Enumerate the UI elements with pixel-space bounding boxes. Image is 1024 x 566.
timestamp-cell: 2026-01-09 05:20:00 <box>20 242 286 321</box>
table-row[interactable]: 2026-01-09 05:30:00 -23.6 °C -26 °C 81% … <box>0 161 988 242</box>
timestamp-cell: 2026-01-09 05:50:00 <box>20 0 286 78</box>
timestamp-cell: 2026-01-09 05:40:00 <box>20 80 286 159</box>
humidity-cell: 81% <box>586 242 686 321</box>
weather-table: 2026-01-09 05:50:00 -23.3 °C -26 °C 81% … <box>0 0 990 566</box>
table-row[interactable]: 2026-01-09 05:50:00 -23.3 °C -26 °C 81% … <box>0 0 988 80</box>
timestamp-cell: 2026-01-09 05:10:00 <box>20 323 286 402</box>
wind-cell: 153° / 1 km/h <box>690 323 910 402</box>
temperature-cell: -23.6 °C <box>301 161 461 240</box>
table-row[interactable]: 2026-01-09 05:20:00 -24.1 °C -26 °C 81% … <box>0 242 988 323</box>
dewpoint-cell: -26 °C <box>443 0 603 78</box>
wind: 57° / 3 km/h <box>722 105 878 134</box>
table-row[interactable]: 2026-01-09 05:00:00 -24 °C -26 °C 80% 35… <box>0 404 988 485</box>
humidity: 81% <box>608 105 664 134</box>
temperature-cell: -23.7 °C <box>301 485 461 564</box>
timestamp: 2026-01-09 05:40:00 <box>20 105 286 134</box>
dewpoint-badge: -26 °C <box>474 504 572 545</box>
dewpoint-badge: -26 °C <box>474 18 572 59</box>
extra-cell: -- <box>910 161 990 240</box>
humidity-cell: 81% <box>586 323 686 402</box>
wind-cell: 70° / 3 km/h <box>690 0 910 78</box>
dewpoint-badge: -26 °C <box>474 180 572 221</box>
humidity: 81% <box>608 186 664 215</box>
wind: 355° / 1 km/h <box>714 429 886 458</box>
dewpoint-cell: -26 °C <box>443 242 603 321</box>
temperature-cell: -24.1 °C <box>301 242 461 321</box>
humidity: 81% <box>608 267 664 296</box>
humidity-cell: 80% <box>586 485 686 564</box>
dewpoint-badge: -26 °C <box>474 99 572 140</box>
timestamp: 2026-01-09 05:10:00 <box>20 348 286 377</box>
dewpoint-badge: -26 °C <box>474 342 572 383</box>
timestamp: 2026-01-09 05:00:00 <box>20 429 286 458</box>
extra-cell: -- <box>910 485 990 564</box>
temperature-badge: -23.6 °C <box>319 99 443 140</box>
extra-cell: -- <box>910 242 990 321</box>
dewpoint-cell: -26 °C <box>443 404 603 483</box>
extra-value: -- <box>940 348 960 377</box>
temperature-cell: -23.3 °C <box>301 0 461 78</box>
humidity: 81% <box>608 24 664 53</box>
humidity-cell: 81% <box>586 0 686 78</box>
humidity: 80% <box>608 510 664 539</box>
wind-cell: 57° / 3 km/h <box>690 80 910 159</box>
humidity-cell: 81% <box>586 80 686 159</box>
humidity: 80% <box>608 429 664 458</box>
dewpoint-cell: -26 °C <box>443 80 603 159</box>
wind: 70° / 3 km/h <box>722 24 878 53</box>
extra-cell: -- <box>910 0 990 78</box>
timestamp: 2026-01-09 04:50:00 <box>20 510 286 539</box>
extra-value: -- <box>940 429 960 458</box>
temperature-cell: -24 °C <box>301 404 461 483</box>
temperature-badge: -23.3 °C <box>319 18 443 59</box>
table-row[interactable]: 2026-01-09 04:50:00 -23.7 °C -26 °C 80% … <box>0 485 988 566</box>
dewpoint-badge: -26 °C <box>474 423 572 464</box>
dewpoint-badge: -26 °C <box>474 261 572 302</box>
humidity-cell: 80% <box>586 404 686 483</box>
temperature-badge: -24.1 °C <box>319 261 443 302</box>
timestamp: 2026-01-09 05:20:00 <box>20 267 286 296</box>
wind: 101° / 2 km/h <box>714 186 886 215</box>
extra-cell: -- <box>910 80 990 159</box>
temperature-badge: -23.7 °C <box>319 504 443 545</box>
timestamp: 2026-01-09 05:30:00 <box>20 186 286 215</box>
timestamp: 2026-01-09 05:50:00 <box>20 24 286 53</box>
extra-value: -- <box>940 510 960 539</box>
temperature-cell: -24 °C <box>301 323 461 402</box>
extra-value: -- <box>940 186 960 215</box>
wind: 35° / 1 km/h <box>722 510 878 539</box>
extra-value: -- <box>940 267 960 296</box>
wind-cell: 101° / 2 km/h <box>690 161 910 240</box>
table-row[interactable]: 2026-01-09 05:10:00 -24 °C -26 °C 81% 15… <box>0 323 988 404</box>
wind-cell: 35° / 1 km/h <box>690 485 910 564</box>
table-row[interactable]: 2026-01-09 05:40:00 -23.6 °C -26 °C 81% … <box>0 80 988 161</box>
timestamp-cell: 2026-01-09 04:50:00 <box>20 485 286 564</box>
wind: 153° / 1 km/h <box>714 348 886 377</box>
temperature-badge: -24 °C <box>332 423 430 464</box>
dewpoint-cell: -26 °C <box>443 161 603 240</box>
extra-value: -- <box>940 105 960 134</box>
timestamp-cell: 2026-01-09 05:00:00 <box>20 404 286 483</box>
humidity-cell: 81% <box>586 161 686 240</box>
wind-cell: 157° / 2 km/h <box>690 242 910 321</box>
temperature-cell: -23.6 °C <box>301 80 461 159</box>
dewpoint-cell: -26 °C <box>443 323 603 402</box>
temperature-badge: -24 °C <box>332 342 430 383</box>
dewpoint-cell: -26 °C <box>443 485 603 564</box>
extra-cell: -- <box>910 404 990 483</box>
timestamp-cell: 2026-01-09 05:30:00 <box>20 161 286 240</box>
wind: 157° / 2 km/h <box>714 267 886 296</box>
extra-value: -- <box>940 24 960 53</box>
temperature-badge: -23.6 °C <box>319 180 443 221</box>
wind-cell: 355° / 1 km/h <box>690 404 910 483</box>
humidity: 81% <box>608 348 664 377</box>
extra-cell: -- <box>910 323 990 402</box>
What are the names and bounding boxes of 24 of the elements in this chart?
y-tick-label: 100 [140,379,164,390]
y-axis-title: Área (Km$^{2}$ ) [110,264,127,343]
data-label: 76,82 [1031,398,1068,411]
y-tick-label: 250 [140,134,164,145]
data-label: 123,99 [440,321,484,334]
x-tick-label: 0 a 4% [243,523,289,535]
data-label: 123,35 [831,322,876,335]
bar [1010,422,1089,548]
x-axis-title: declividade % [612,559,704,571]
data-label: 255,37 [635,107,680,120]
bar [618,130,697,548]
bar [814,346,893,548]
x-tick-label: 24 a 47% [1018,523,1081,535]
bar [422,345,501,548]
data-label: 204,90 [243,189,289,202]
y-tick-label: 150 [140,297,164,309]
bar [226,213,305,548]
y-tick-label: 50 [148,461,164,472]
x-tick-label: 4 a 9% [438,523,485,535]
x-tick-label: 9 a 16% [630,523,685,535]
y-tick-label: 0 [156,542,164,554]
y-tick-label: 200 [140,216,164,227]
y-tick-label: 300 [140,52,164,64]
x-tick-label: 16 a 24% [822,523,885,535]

* WHAT NEEDS TO BE DONE:
Convert the records, from the start through the line with "timestamp-cell: 2026-01-09 05:40:00", into a JSON list of strings with one string per line, leaving out blank lines.

* EXERCISE ANSWER:
[
  "Enumerate the UI elements with pixel-space bounding boxes. Image is 1024 x 566.",
  "timestamp-cell: 2026-01-09 05:20:00 <box>20 242 286 321</box>",
  "table-row[interactable]: 2026-01-09 05:30:00 -23.6 °C -26 °C 81% … <box>0 161 988 242</box>",
  "timestamp-cell: 2026-01-09 05:50:00 <box>20 0 286 78</box>",
  "timestamp-cell: 2026-01-09 05:40:00 <box>20 80 286 159</box>"
]